EXERCISE GOAL: How many lines of the material below contain the string "care"? Answer with the number and nothing else.

DATA FOR THIS EXERCISE:
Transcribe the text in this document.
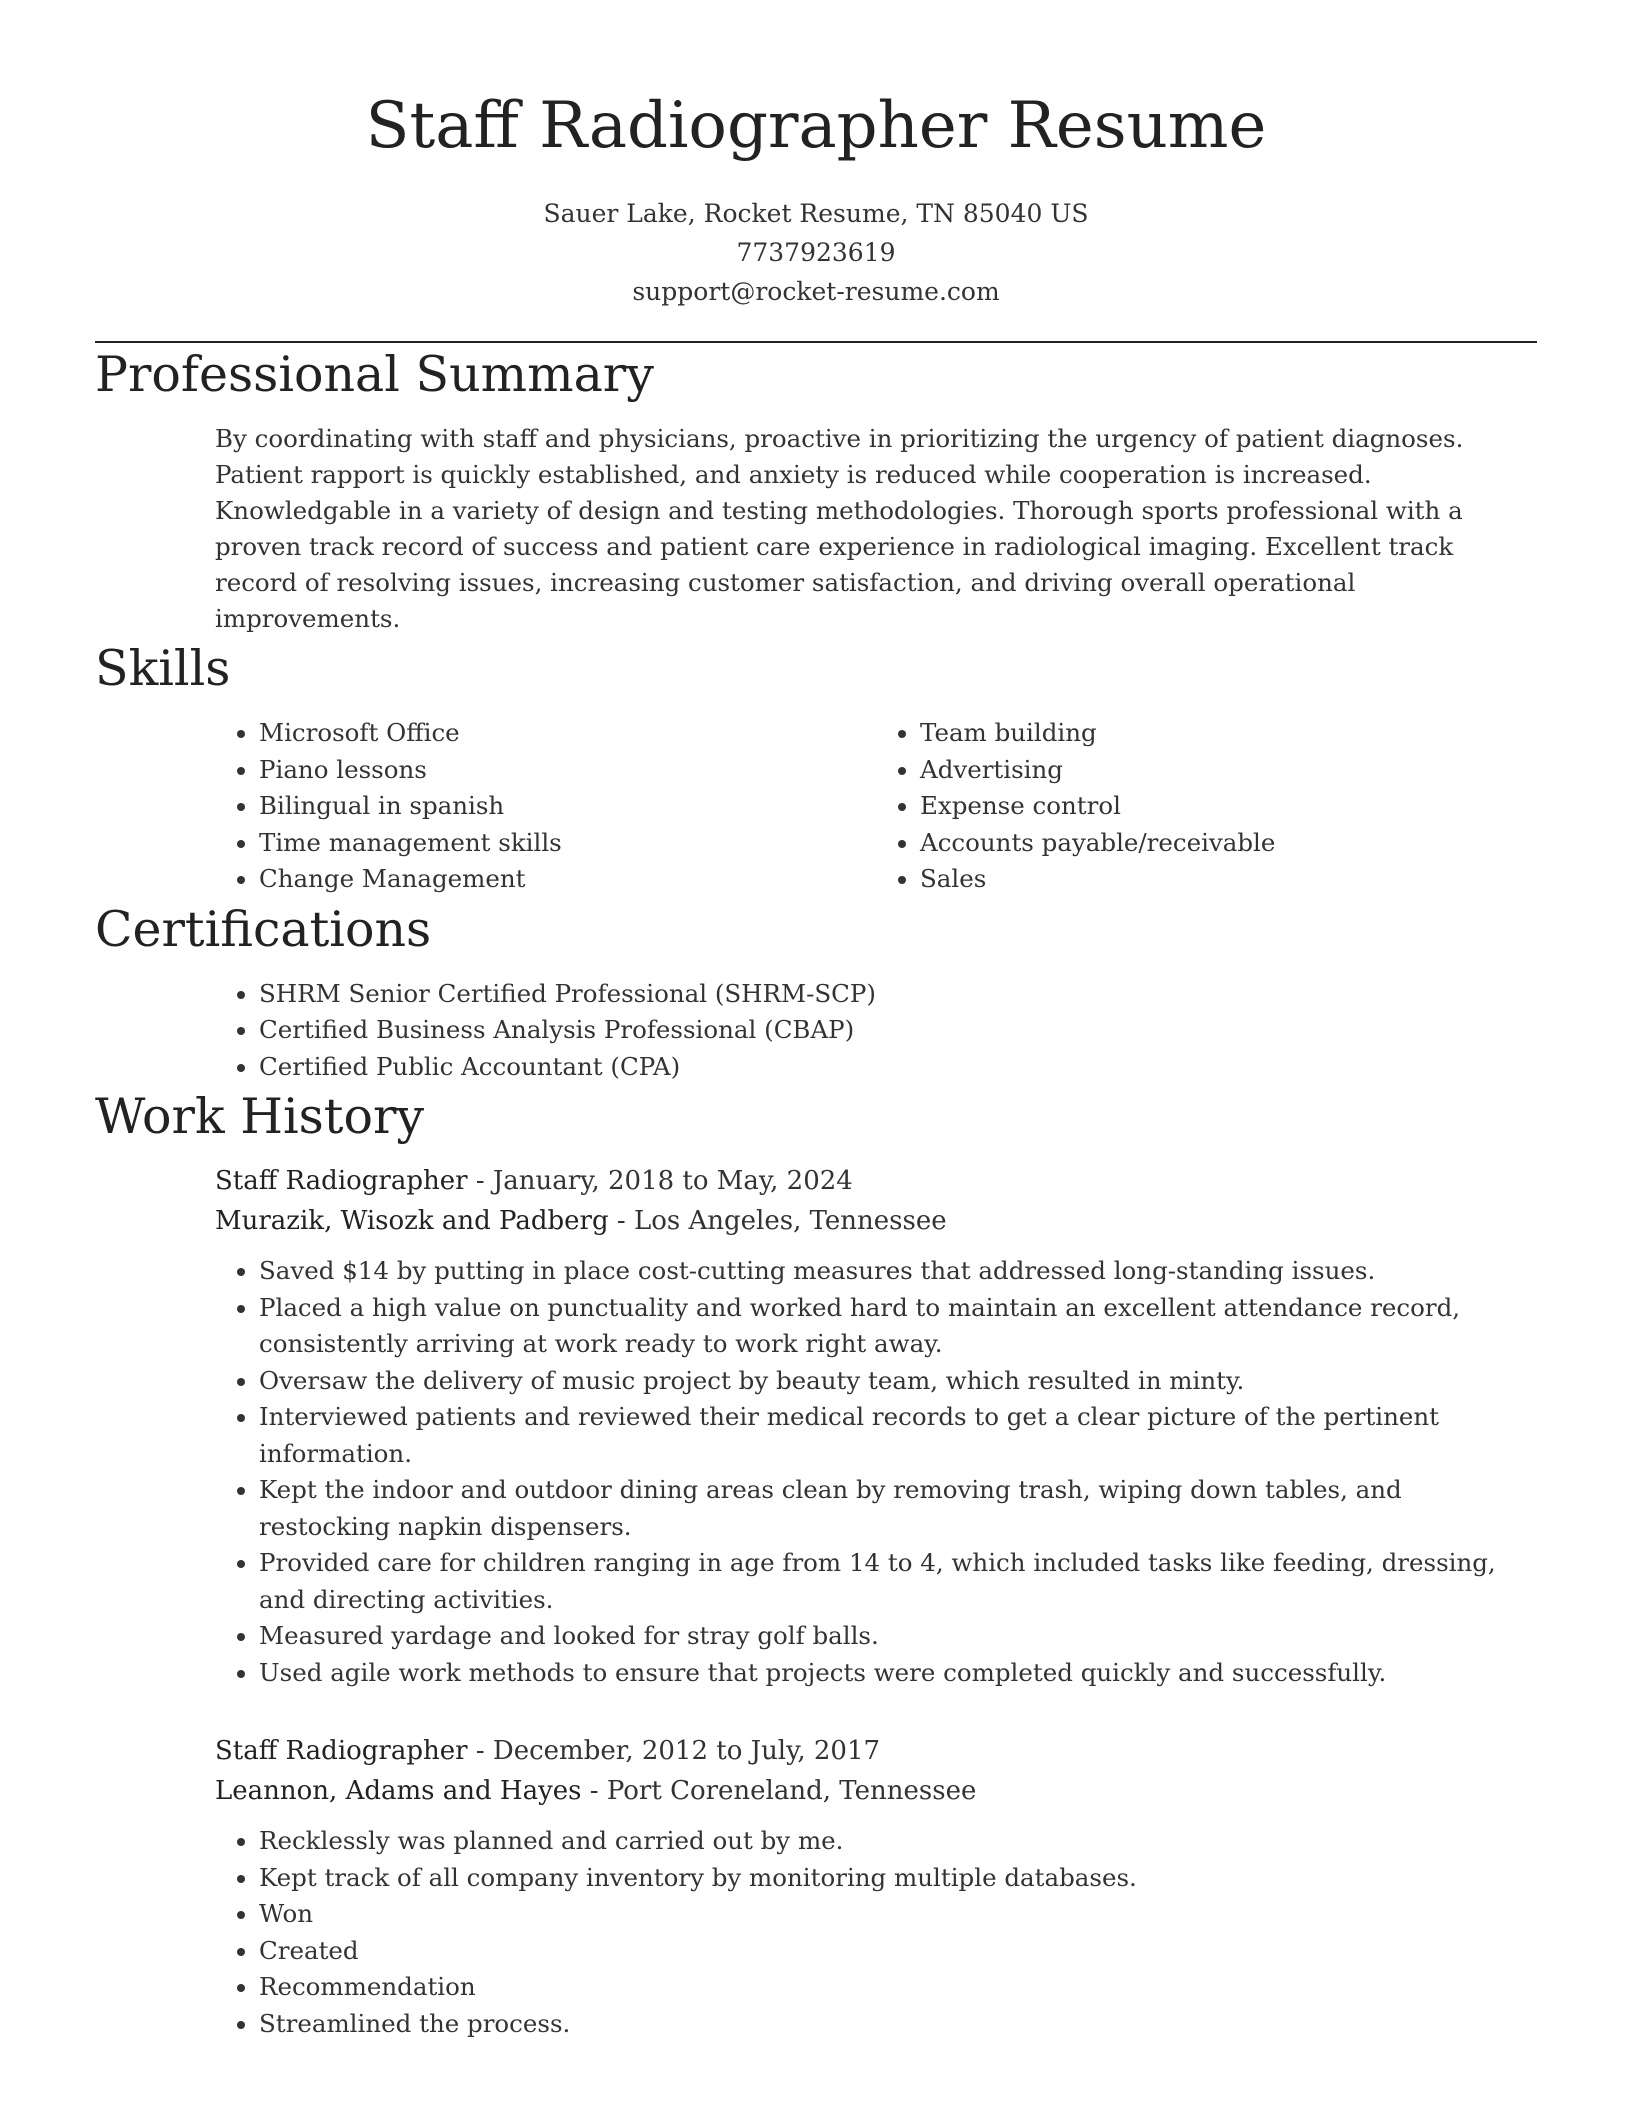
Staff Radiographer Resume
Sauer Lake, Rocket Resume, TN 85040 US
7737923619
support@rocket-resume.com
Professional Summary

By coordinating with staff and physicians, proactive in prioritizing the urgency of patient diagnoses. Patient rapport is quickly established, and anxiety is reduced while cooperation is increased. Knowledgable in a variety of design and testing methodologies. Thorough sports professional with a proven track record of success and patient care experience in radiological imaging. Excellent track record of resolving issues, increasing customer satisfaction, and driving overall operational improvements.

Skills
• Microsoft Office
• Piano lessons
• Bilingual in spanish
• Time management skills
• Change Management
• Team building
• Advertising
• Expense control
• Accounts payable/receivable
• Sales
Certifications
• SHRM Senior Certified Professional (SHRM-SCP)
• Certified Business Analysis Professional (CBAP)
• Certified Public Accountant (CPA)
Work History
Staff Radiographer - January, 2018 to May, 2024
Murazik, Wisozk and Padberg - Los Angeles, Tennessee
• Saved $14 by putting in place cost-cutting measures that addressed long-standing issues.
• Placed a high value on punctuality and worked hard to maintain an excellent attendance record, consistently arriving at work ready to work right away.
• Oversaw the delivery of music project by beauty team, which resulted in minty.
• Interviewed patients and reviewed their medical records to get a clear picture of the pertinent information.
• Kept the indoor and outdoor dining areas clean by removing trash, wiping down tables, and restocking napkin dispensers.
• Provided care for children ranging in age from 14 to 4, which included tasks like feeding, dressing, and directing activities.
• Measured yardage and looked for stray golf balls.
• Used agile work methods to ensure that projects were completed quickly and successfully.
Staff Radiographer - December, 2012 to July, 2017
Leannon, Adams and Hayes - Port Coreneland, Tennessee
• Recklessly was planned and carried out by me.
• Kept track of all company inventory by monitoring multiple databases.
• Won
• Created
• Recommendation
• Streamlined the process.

SOLUTION TO THIS EXERCISE: 2